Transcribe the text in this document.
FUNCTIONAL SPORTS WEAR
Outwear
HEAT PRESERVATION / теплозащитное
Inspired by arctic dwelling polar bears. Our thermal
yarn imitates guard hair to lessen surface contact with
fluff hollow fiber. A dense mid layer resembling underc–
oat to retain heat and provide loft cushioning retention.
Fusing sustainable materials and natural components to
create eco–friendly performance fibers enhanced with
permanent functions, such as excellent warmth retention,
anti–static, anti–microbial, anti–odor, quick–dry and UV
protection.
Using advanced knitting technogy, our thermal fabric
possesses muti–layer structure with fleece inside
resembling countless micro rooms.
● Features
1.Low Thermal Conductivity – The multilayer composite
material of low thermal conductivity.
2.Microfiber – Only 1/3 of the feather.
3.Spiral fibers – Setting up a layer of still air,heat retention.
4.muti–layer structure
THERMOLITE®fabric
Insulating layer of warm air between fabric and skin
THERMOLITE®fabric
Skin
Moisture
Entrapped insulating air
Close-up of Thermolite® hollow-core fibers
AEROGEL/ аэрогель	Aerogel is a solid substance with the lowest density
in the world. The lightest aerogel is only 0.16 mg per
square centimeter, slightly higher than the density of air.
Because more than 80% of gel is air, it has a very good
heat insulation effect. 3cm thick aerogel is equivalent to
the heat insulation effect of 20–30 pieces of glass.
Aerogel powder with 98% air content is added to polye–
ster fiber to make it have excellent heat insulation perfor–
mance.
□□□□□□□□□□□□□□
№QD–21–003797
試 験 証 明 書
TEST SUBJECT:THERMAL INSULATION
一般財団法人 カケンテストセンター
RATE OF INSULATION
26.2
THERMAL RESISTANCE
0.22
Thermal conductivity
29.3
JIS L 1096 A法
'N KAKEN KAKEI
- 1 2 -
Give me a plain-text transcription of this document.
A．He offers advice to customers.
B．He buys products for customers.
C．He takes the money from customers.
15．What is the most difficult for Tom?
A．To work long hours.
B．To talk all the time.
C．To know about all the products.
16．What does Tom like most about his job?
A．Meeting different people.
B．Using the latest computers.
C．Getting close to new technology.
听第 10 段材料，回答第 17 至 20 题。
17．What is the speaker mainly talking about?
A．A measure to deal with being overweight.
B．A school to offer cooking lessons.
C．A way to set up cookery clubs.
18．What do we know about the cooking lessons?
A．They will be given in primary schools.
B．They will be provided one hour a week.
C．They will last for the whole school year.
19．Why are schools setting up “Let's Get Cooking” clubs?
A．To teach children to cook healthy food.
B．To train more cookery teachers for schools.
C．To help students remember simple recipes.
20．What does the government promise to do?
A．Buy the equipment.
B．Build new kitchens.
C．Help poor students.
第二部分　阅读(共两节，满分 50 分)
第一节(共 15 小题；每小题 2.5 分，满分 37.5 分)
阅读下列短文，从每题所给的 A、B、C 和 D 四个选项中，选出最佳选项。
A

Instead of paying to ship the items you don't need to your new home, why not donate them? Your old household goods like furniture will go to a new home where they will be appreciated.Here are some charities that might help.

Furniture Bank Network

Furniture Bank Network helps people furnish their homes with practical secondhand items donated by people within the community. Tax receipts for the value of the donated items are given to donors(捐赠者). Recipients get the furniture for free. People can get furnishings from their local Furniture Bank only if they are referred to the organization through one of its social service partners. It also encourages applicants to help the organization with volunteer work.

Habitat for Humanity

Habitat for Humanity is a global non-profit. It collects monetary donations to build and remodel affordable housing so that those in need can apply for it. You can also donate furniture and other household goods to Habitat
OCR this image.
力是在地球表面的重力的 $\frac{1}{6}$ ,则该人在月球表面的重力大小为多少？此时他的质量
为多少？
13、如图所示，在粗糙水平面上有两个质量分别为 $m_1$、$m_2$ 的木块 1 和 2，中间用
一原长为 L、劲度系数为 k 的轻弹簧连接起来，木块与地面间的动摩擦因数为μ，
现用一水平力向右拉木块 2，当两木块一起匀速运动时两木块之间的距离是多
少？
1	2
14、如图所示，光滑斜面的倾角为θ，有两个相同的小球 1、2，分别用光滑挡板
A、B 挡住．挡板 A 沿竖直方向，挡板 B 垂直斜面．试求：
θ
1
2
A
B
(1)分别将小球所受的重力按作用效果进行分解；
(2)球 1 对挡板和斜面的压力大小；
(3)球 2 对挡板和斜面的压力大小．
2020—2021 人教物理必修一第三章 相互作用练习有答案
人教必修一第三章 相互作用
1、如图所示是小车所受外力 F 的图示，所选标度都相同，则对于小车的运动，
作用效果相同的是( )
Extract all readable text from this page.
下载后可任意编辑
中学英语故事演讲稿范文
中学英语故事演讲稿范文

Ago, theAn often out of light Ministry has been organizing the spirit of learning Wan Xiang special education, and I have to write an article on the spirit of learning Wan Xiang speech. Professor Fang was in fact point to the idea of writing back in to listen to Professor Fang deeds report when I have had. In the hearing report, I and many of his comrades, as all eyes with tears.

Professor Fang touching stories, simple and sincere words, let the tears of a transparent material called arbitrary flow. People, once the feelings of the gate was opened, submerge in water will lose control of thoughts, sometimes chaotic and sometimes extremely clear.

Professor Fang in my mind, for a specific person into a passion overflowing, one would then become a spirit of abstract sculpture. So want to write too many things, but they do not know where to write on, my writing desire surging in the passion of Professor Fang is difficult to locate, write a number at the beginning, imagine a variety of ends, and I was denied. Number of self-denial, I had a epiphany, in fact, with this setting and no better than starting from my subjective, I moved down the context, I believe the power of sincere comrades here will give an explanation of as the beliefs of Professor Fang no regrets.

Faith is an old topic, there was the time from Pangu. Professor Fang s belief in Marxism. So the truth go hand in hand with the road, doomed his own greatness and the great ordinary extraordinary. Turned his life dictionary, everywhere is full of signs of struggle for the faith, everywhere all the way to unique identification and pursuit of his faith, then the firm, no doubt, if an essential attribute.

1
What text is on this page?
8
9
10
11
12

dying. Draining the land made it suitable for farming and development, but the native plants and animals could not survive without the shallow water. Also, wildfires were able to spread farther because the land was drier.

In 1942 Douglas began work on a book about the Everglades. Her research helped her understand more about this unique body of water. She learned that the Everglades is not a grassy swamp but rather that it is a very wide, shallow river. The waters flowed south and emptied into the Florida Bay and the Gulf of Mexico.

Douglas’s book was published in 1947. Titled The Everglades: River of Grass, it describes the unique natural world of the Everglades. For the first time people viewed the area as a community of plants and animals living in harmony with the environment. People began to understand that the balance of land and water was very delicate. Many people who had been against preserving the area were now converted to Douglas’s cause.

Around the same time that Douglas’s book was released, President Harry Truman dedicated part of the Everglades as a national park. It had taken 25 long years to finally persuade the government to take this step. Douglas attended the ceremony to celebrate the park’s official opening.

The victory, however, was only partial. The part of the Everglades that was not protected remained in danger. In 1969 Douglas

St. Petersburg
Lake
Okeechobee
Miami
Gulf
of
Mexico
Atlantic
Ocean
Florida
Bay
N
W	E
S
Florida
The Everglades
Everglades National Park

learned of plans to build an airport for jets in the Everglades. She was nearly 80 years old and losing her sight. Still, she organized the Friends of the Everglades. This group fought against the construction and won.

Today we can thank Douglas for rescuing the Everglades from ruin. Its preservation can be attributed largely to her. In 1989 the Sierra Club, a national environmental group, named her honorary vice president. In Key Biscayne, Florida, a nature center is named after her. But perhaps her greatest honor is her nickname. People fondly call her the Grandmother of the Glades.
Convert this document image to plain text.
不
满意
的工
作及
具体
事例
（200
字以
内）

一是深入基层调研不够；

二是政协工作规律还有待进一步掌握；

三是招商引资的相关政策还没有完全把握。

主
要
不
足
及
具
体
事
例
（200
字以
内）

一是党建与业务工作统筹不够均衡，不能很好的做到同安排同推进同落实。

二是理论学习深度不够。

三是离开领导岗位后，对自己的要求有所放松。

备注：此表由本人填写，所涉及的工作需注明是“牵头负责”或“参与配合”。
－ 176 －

What you are asked to do: Return all the lines that contain the string "have".

Result of the task:
ster fiber to make it have excellent heat insulation perfor–
Ago, theAn often out of light Ministry has been organizing the spirit of learning Wan Xiang special education, and I have to write an article on the spirit of learning Wan Xiang speech. Professor Fang was in fact point to the idea of writing back in to listen to Professor Fang deeds report when I have had. In the hearing report, I and many of his comrades, as all eyes with tears.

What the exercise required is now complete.